[Structured figure records]
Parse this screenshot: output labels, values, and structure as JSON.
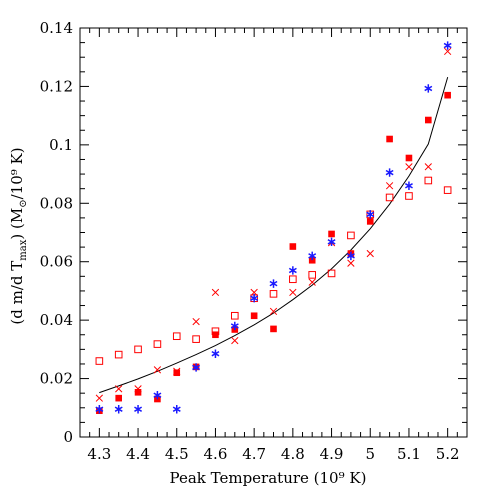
{
  "chart_data": {
    "type": "scatter",
    "xlabel": "Peak Temperature (10⁹ K)",
    "ylabel": {
      "prefix": "(d m/d T",
      "sub": "max",
      "mid": ") (M",
      "sub2": "⊙",
      "suffix": "/10⁹ K)"
    },
    "xlim": [
      4.25,
      5.25
    ],
    "ylim": [
      0,
      0.14
    ],
    "x_ticks": [
      4.3,
      4.4,
      4.5,
      4.6,
      4.7,
      4.8,
      4.9,
      5,
      5.1,
      5.2
    ],
    "x_tick_labels": [
      "4.3",
      "4.4",
      "4.5",
      "4.6",
      "4.7",
      "4.8",
      "4.9",
      "5",
      "5.1",
      "5.2"
    ],
    "y_ticks": [
      0,
      0.02,
      0.04,
      0.06,
      0.08,
      0.1,
      0.12,
      0.14
    ],
    "y_tick_labels": [
      "0",
      "0.02",
      "0.04",
      "0.06",
      "0.08",
      "0.1",
      "0.12",
      "0.14"
    ],
    "series": [
      {
        "marker": "filled-square",
        "color": "#ff0000",
        "points": [
          [
            4.3,
            0.009
          ],
          [
            4.35,
            0.0133
          ],
          [
            4.4,
            0.0153
          ],
          [
            4.45,
            0.013
          ],
          [
            4.5,
            0.022
          ],
          [
            4.55,
            0.024
          ],
          [
            4.6,
            0.035
          ],
          [
            4.65,
            0.0368
          ],
          [
            4.7,
            0.0415
          ],
          [
            4.75,
            0.037
          ],
          [
            4.8,
            0.0652
          ],
          [
            4.85,
            0.0605
          ],
          [
            4.9,
            0.0695
          ],
          [
            4.95,
            0.0628
          ],
          [
            5.0,
            0.0738
          ],
          [
            5.05,
            0.102
          ],
          [
            5.1,
            0.0955
          ],
          [
            5.15,
            0.1085
          ],
          [
            5.2,
            0.117
          ]
        ]
      },
      {
        "marker": "open-square",
        "color": "#ff0000",
        "points": [
          [
            4.3,
            0.026
          ],
          [
            4.35,
            0.0282
          ],
          [
            4.4,
            0.03
          ],
          [
            4.45,
            0.0318
          ],
          [
            4.5,
            0.0345
          ],
          [
            4.55,
            0.0335
          ],
          [
            4.6,
            0.0362
          ],
          [
            4.65,
            0.0415
          ],
          [
            4.7,
            0.0475
          ],
          [
            4.75,
            0.049
          ],
          [
            4.8,
            0.054
          ],
          [
            4.85,
            0.0555
          ],
          [
            4.9,
            0.056
          ],
          [
            4.95,
            0.069
          ],
          [
            5.0,
            0.0762
          ],
          [
            5.05,
            0.082
          ],
          [
            5.1,
            0.0825
          ],
          [
            5.15,
            0.0878
          ],
          [
            5.2,
            0.0845
          ]
        ]
      },
      {
        "marker": "cross",
        "color": "#ff0000",
        "points": [
          [
            4.3,
            0.0133
          ],
          [
            4.35,
            0.0165
          ],
          [
            4.4,
            0.0165
          ],
          [
            4.45,
            0.023
          ],
          [
            4.5,
            0.0225
          ],
          [
            4.55,
            0.0395
          ],
          [
            4.6,
            0.0495
          ],
          [
            4.65,
            0.033
          ],
          [
            4.7,
            0.0495
          ],
          [
            4.75,
            0.043
          ],
          [
            4.8,
            0.0495
          ],
          [
            4.85,
            0.053
          ],
          [
            4.9,
            0.0665
          ],
          [
            4.95,
            0.0595
          ],
          [
            5.0,
            0.0628
          ],
          [
            5.05,
            0.086
          ],
          [
            5.1,
            0.0925
          ],
          [
            5.15,
            0.0925
          ],
          [
            5.2,
            0.132
          ]
        ]
      },
      {
        "marker": "asterisk",
        "color": "#1a1aff",
        "points": [
          [
            4.3,
            0.0095
          ],
          [
            4.35,
            0.0095
          ],
          [
            4.4,
            0.0095
          ],
          [
            4.45,
            0.0143
          ],
          [
            4.5,
            0.0095
          ],
          [
            4.55,
            0.0238
          ],
          [
            4.6,
            0.0285
          ],
          [
            4.65,
            0.038
          ],
          [
            4.7,
            0.0475
          ],
          [
            4.75,
            0.0525
          ],
          [
            4.8,
            0.057
          ],
          [
            4.85,
            0.062
          ],
          [
            4.9,
            0.0668
          ],
          [
            4.95,
            0.062
          ],
          [
            5.0,
            0.0762
          ],
          [
            5.05,
            0.0905
          ],
          [
            5.1,
            0.086
          ],
          [
            5.15,
            0.1193
          ],
          [
            5.2,
            0.134
          ]
        ]
      }
    ],
    "fit_curve": {
      "color": "#000000",
      "points": [
        [
          4.3,
          0.0152
        ],
        [
          4.35,
          0.0175
        ],
        [
          4.4,
          0.0199
        ],
        [
          4.45,
          0.0225
        ],
        [
          4.5,
          0.0253
        ],
        [
          4.55,
          0.0282
        ],
        [
          4.6,
          0.0313
        ],
        [
          4.65,
          0.0347
        ],
        [
          4.7,
          0.0384
        ],
        [
          4.75,
          0.0424
        ],
        [
          4.8,
          0.047
        ],
        [
          4.85,
          0.052
        ],
        [
          4.9,
          0.0576
        ],
        [
          4.95,
          0.064
        ],
        [
          5.0,
          0.0713
        ],
        [
          5.05,
          0.0797
        ],
        [
          5.1,
          0.0893
        ],
        [
          5.15,
          0.1003
        ],
        [
          5.2,
          0.1232
        ]
      ]
    }
  }
}
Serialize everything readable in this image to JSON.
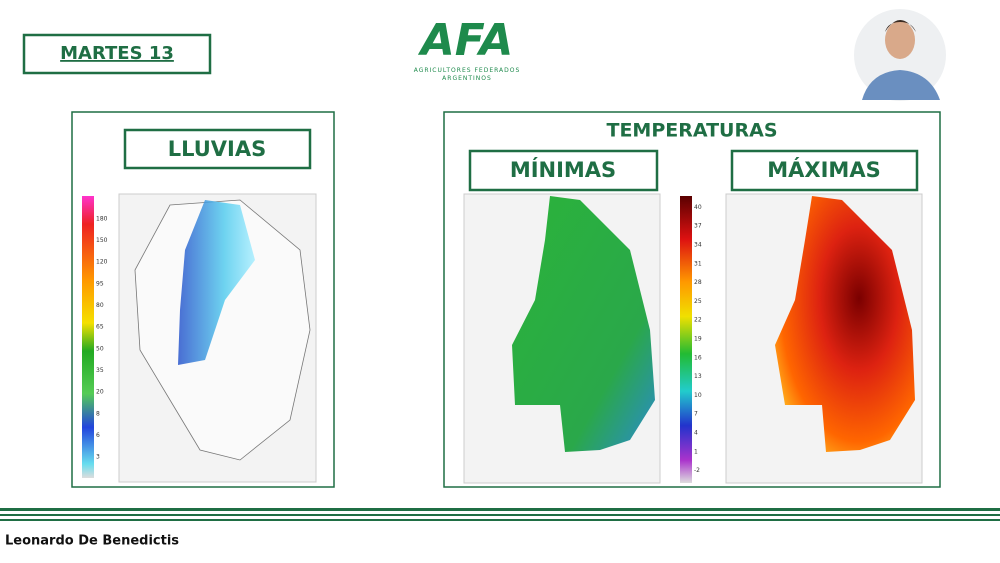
{
  "header": {
    "date": "MARTES 13",
    "logo": "AFA",
    "logo_subtitle": [
      "AGRICULTORES FEDERADOS",
      "ARGENTINOS"
    ]
  },
  "rain_panel": {
    "title": "LLUVIAS",
    "legend": [
      180,
      150,
      120,
      95,
      80,
      65,
      50,
      35,
      20,
      8,
      6,
      3
    ]
  },
  "temp_panel": {
    "title": "TEMPERATURAS",
    "min_title": "MÍNIMAS",
    "max_title": "MÁXIMAS",
    "legend": [
      40,
      37,
      34,
      31,
      28,
      25,
      22,
      19,
      16,
      13,
      10,
      7,
      4,
      1,
      -2
    ]
  },
  "footer": {
    "speaker": "Leonardo De Benedictis"
  }
}
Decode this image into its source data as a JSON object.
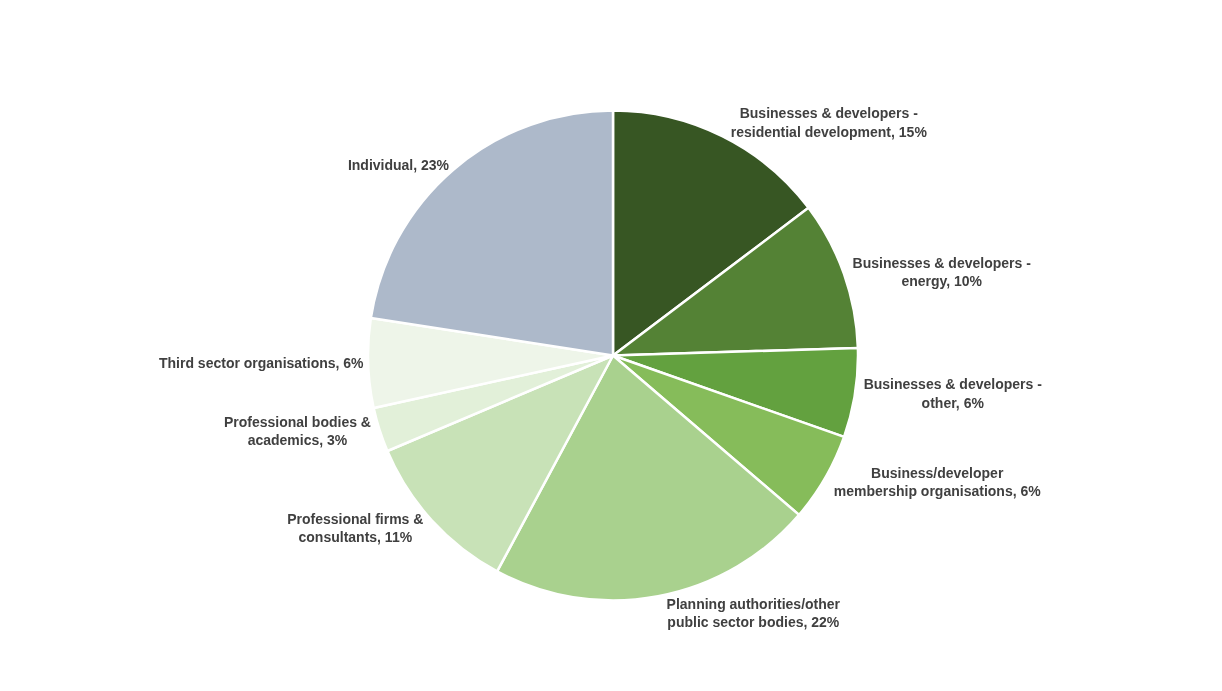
{
  "chart_data": {
    "type": "pie",
    "categories": [
      "Businesses & developers - residential development",
      "Businesses & developers - energy",
      "Businesses & developers - other",
      "Business/developer membership organisations",
      "Planning authorities/other public sector bodies",
      "Professional firms & consultants",
      "Professional bodies & academics",
      "Third sector organisations",
      "Individual"
    ],
    "values": [
      15,
      10,
      6,
      6,
      22,
      11,
      3,
      6,
      23
    ],
    "value_labels": [
      "15%",
      "10%",
      "6%",
      "6%",
      "22%",
      "11%",
      "3%",
      "6%",
      "23%"
    ],
    "colors": [
      "#375623",
      "#548235",
      "#63a13f",
      "#86bc5a",
      "#a9d18e",
      "#c8e2b7",
      "#e2f0d9",
      "#eef5e9",
      "#adb9ca"
    ],
    "legend": false
  }
}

◆ GIVEN EXERCISE ◆
Using the material above, return every line exactly as it appears, minus the pictures.

◆ OUTPUT FOR THIS EXERCISE ◆
Parse this screenshot: output labels, values, and structure as JSON.
{
  "chart_data": {
    "type": "scatter",
    "xlabel": "Peak Temperature (10⁹ K)",
    "ylabel": {
      "prefix": "(d m/d T",
      "sub": "max",
      "mid": ") (M",
      "sub2": "⊙",
      "suffix": "/10⁹ K)"
    },
    "xlim": [
      4.25,
      5.25
    ],
    "ylim": [
      0,
      0.14
    ],
    "x_ticks": [
      4.3,
      4.4,
      4.5,
      4.6,
      4.7,
      4.8,
      4.9,
      5,
      5.1,
      5.2
    ],
    "x_tick_labels": [
      "4.3",
      "4.4",
      "4.5",
      "4.6",
      "4.7",
      "4.8",
      "4.9",
      "5",
      "5.1",
      "5.2"
    ],
    "y_ticks": [
      0,
      0.02,
      0.04,
      0.06,
      0.08,
      0.1,
      0.12,
      0.14
    ],
    "y_tick_labels": [
      "0",
      "0.02",
      "0.04",
      "0.06",
      "0.08",
      "0.1",
      "0.12",
      "0.14"
    ],
    "series": [
      {
        "marker": "filled-square",
        "color": "#ff0000",
        "points": [
          [
            4.3,
            0.009
          ],
          [
            4.35,
            0.0133
          ],
          [
            4.4,
            0.0153
          ],
          [
            4.45,
            0.013
          ],
          [
            4.5,
            0.022
          ],
          [
            4.55,
            0.024
          ],
          [
            4.6,
            0.035
          ],
          [
            4.65,
            0.0368
          ],
          [
            4.7,
            0.0415
          ],
          [
            4.75,
            0.037
          ],
          [
            4.8,
            0.0652
          ],
          [
            4.85,
            0.0605
          ],
          [
            4.9,
            0.0695
          ],
          [
            4.95,
            0.0628
          ],
          [
            5.0,
            0.0738
          ],
          [
            5.05,
            0.102
          ],
          [
            5.1,
            0.0955
          ],
          [
            5.15,
            0.1085
          ],
          [
            5.2,
            0.117
          ]
        ]
      },
      {
        "marker": "open-square",
        "color": "#ff0000",
        "points": [
          [
            4.3,
            0.026
          ],
          [
            4.35,
            0.0282
          ],
          [
            4.4,
            0.03
          ],
          [
            4.45,
            0.0318
          ],
          [
            4.5,
            0.0345
          ],
          [
            4.55,
            0.0335
          ],
          [
            4.6,
            0.0362
          ],
          [
            4.65,
            0.0415
          ],
          [
            4.7,
            0.0475
          ],
          [
            4.75,
            0.049
          ],
          [
            4.8,
            0.054
          ],
          [
            4.85,
            0.0555
          ],
          [
            4.9,
            0.056
          ],
          [
            4.95,
            0.069
          ],
          [
            5.0,
            0.0762
          ],
          [
            5.05,
            0.082
          ],
          [
            5.1,
            0.0825
          ],
          [
            5.15,
            0.0878
          ],
          [
            5.2,
            0.0845
          ]
        ]
      },
      {
        "marker": "cross",
        "color": "#ff0000",
        "points": [
          [
            4.3,
            0.0133
          ],
          [
            4.35,
            0.0165
          ],
          [
            4.4,
            0.0165
          ],
          [
            4.45,
            0.023
          ],
          [
            4.5,
            0.0225
          ],
          [
            4.55,
            0.0395
          ],
          [
            4.6,
            0.0495
          ],
          [
            4.65,
            0.033
          ],
          [
            4.7,
            0.0495
          ],
          [
            4.75,
            0.043
          ],
          [
            4.8,
            0.0495
          ],
          [
            4.85,
            0.053
          ],
          [
            4.9,
            0.0665
          ],
          [
            4.95,
            0.0595
          ],
          [
            5.0,
            0.0628
          ],
          [
            5.05,
            0.086
          ],
          [
            5.1,
            0.0925
          ],
          [
            5.15,
            0.0925
          ],
          [
            5.2,
            0.132
          ]
        ]
      },
      {
        "marker": "asterisk",
        "color": "#1a1aff",
        "points": [
          [
            4.3,
            0.0095
          ],
          [
            4.35,
            0.0095
          ],
          [
            4.4,
            0.0095
          ],
          [
            4.45,
            0.0143
          ],
          [
            4.5,
            0.0095
          ],
          [
            4.55,
            0.0238
          ],
          [
            4.6,
            0.0285
          ],
          [
            4.65,
            0.038
          ],
          [
            4.7,
            0.0475
          ],
          [
            4.75,
            0.0525
          ],
          [
            4.8,
            0.057
          ],
          [
            4.85,
            0.062
          ],
          [
            4.9,
            0.0668
          ],
          [
            4.95,
            0.062
          ],
          [
            5.0,
            0.0762
          ],
          [
            5.05,
            0.0905
          ],
          [
            5.1,
            0.086
          ],
          [
            5.15,
            0.1193
          ],
          [
            5.2,
            0.134
          ]
        ]
      }
    ],
    "fit_curve": {
      "color": "#000000",
      "points": [
        [
          4.3,
          0.0152
        ],
        [
          4.35,
          0.0175
        ],
        [
          4.4,
          0.0199
        ],
        [
          4.45,
          0.0225
        ],
        [
          4.5,
          0.0253
        ],
        [
          4.55,
          0.0282
        ],
        [
          4.6,
          0.0313
        ],
        [
          4.65,
          0.0347
        ],
        [
          4.7,
          0.0384
        ],
        [
          4.75,
          0.0424
        ],
        [
          4.8,
          0.047
        ],
        [
          4.85,
          0.052
        ],
        [
          4.9,
          0.0576
        ],
        [
          4.95,
          0.064
        ],
        [
          5.0,
          0.0713
        ],
        [
          5.05,
          0.0797
        ],
        [
          5.1,
          0.0893
        ],
        [
          5.15,
          0.1003
        ],
        [
          5.2,
          0.1232
        ]
      ]
    }
  }
}
Serialize everything readable in this image to JSON.
{
  "header": {
    "date": "MARTES 13",
    "logo": "AFA",
    "logo_subtitle": [
      "AGRICULTORES FEDERADOS",
      "ARGENTINOS"
    ]
  },
  "rain_panel": {
    "title": "LLUVIAS",
    "legend": [
      180,
      150,
      120,
      95,
      80,
      65,
      50,
      35,
      20,
      8,
      6,
      3
    ]
  },
  "temp_panel": {
    "title": "TEMPERATURAS",
    "min_title": "MÍNIMAS",
    "max_title": "MÁXIMAS",
    "legend": [
      40,
      37,
      34,
      31,
      28,
      25,
      22,
      19,
      16,
      13,
      10,
      7,
      4,
      1,
      -2
    ]
  },
  "footer": {
    "speaker": "Leonardo De Benedictis"
  }
}
Decode this image into its source data as a JSON object.
{
  "chart_data": {
    "type": "pie",
    "categories": [
      "Businesses & developers - residential development",
      "Businesses & developers - energy",
      "Businesses & developers - other",
      "Business/developer membership organisations",
      "Planning authorities/other public sector bodies",
      "Professional firms & consultants",
      "Professional bodies & academics",
      "Third sector organisations",
      "Individual"
    ],
    "values": [
      15,
      10,
      6,
      6,
      22,
      11,
      3,
      6,
      23
    ],
    "value_labels": [
      "15%",
      "10%",
      "6%",
      "6%",
      "22%",
      "11%",
      "3%",
      "6%",
      "23%"
    ],
    "colors": [
      "#375623",
      "#548235",
      "#63a13f",
      "#86bc5a",
      "#a9d18e",
      "#c8e2b7",
      "#e2f0d9",
      "#eef5e9",
      "#adb9ca"
    ],
    "legend": false
  }
}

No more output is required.